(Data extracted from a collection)
########

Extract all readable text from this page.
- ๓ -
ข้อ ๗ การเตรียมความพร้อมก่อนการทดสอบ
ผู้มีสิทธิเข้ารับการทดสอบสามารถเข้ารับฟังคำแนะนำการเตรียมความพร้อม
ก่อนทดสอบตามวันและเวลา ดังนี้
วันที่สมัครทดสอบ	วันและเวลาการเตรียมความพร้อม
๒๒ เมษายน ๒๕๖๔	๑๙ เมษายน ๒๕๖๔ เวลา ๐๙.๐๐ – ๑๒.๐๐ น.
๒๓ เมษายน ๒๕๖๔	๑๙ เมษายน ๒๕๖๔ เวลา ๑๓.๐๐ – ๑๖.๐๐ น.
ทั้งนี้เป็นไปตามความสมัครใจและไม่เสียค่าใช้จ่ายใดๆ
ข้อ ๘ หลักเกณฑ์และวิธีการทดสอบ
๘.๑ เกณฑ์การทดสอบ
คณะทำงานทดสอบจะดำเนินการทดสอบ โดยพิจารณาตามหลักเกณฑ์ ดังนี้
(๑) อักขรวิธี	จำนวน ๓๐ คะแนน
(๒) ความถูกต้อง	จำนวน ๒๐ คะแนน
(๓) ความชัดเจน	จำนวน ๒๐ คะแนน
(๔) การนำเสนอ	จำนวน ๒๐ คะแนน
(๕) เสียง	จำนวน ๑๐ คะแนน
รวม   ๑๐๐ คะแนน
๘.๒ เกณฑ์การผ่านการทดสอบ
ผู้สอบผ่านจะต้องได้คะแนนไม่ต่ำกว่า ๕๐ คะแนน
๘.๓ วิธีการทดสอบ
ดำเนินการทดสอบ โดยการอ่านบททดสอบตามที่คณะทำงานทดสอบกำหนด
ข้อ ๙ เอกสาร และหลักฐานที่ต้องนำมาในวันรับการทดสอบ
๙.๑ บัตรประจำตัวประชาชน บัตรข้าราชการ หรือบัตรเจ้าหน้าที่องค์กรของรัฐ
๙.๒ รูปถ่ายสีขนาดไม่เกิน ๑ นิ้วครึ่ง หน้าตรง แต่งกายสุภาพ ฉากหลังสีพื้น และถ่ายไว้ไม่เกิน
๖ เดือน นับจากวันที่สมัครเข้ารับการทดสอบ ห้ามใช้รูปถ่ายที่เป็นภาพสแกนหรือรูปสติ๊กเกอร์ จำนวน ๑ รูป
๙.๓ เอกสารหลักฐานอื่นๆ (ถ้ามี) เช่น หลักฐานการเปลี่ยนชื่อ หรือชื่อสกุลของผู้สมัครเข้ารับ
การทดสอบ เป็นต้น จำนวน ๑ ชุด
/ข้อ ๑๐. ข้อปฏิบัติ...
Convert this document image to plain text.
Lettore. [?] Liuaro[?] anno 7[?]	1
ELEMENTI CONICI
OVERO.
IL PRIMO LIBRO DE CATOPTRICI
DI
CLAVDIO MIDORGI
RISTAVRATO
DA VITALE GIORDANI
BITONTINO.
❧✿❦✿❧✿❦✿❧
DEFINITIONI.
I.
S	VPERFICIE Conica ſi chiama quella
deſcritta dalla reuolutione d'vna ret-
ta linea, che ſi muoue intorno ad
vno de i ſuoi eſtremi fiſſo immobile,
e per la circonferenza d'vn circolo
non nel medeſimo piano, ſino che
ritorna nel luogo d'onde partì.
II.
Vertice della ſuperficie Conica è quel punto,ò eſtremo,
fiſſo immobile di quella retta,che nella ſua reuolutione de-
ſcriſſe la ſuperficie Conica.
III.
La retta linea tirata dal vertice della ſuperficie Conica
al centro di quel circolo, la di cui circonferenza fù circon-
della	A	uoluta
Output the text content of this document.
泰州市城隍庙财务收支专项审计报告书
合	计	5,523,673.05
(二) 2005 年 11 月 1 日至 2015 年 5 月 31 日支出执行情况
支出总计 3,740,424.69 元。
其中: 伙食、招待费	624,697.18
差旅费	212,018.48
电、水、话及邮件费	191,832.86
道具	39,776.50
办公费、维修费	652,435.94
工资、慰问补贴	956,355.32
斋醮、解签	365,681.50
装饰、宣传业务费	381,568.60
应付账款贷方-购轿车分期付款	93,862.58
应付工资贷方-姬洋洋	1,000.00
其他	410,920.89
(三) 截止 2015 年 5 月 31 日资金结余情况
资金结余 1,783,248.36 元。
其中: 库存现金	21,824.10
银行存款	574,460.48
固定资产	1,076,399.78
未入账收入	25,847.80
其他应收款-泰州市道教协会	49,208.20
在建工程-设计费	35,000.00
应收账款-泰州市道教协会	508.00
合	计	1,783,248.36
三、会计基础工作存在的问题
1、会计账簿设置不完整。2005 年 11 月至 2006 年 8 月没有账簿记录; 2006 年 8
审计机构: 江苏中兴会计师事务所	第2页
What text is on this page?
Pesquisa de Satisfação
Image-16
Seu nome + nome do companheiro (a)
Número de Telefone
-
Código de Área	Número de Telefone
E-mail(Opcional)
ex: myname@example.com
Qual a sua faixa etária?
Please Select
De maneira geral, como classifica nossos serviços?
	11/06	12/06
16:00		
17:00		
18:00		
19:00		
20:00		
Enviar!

########

**Aim**
Quote each line of the data above exactly as written.

**Complete response**
Extract all readable text from this page.
- ๓ -
ข้อ ๗ การเตรียมความพร้อมก่อนการทดสอบ
ผู้มีสิทธิเข้ารับการทดสอบสามารถเข้ารับฟังคำแนะนำการเตรียมความพร้อม
ก่อนทดสอบตามวันและเวลา ดังนี้
วันที่สมัครทดสอบ	วันและเวลาการเตรียมความพร้อม
๒๒ เมษายน ๒๕๖๔	๑๙ เมษายน ๒๕๖๔ เวลา ๐๙.๐๐ – ๑๒.๐๐ น.
๒๓ เมษายน ๒๕๖๔	๑๙ เมษายน ๒๕๖๔ เวลา ๑๓.๐๐ – ๑๖.๐๐ น.
ทั้งนี้เป็นไปตามความสมัครใจและไม่เสียค่าใช้จ่ายใดๆ
ข้อ ๘ หลักเกณฑ์และวิธีการทดสอบ
๘.๑ เกณฑ์การทดสอบ
คณะทำงานทดสอบจะดำเนินการทดสอบ โดยพิจารณาตามหลักเกณฑ์ ดังนี้
(๑) อักขรวิธี	จำนวน ๓๐ คะแนน
(๒) ความถูกต้อง	จำนวน ๒๐ คะแนน
(๓) ความชัดเจน	จำนวน ๒๐ คะแนน
(๔) การนำเสนอ	จำนวน ๒๐ คะแนน
(๕) เสียง	จำนวน ๑๐ คะแนน
รวม   ๑๐๐ คะแนน
๘.๒ เกณฑ์การผ่านการทดสอบ
ผู้สอบผ่านจะต้องได้คะแนนไม่ต่ำกว่า ๕๐ คะแนน
๘.๓ วิธีการทดสอบ
ดำเนินการทดสอบ โดยการอ่านบททดสอบตามที่คณะทำงานทดสอบกำหนด
ข้อ ๙ เอกสาร และหลักฐานที่ต้องนำมาในวันรับการทดสอบ
๙.๑ บัตรประจำตัวประชาชน บัตรข้าราชการ หรือบัตรเจ้าหน้าที่องค์กรของรัฐ
๙.๒ รูปถ่ายสีขนาดไม่เกิน ๑ นิ้วครึ่ง หน้าตรง แต่งกายสุภาพ ฉากหลังสีพื้น และถ่ายไว้ไม่เกิน
๖ เดือน นับจากวันที่สมัครเข้ารับการทดสอบ ห้ามใช้รูปถ่ายที่เป็นภาพสแกนหรือรูปสติ๊กเกอร์ จำนวน ๑ รูป
๙.๓ เอกสารหลักฐานอื่นๆ (ถ้ามี) เช่น หลักฐานการเปลี่ยนชื่อ หรือชื่อสกุลของผู้สมัครเข้ารับ
การทดสอบ เป็นต้น จำนวน ๑ ชุด
/ข้อ ๑๐. ข้อปฏิบัติ...
Convert this document image to plain text.
Lettore. [?] Liuaro[?] anno 7[?]	1
ELEMENTI CONICI
OVERO.
IL PRIMO LIBRO DE CATOPTRICI
DI
CLAVDIO MIDORGI
RISTAVRATO
DA VITALE GIORDANI
BITONTINO.
❧✿❦✿❧✿❦✿❧
DEFINITIONI.
I.
S	VPERFICIE Conica ſi chiama quella
deſcritta dalla reuolutione d'vna ret-
ta linea, che ſi muoue intorno ad
vno de i ſuoi eſtremi fiſſo immobile,
e per la circonferenza d'vn circolo
non nel medeſimo piano, ſino che
ritorna nel luogo d'onde partì.
II.
Vertice della ſuperficie Conica è quel punto,ò eſtremo,
fiſſo immobile di quella retta,che nella ſua reuolutione de-
ſcriſſe la ſuperficie Conica.
III.
La retta linea tirata dal vertice della ſuperficie Conica
al centro di quel circolo, la di cui circonferenza fù circon-
della	A	uoluta
Output the text content of this document.
泰州市城隍庙财务收支专项审计报告书
合	计	5,523,673.05
(二) 2005 年 11 月 1 日至 2015 年 5 月 31 日支出执行情况
支出总计 3,740,424.69 元。
其中: 伙食、招待费	624,697.18
差旅费	212,018.48
电、水、话及邮件费	191,832.86
道具	39,776.50
办公费、维修费	652,435.94
工资、慰问补贴	956,355.32
斋醮、解签	365,681.50
装饰、宣传业务费	381,568.60
应付账款贷方-购轿车分期付款	93,862.58
应付工资贷方-姬洋洋	1,000.00
其他	410,920.89
(三) 截止 2015 年 5 月 31 日资金结余情况
资金结余 1,783,248.36 元。
其中: 库存现金	21,824.10
银行存款	574,460.48
固定资产	1,076,399.78
未入账收入	25,847.80
其他应收款-泰州市道教协会	49,208.20
在建工程-设计费	35,000.00
应收账款-泰州市道教协会	508.00
合	计	1,783,248.36
三、会计基础工作存在的问题
1、会计账簿设置不完整。2005 年 11 月至 2006 年 8 月没有账簿记录; 2006 年 8
审计机构: 江苏中兴会计师事务所	第2页
What text is on this page?
Pesquisa de Satisfação
Image-16
Seu nome + nome do companheiro (a)
Número de Telefone
-
Código de Área	Número de Telefone
E-mail(Opcional)
ex: myname@example.com
Qual a sua faixa etária?
Please Select
De maneira geral, como classifica nossos serviços?
	11/06	12/06
16:00		
17:00		
18:00		
19:00		
20:00		
Enviar!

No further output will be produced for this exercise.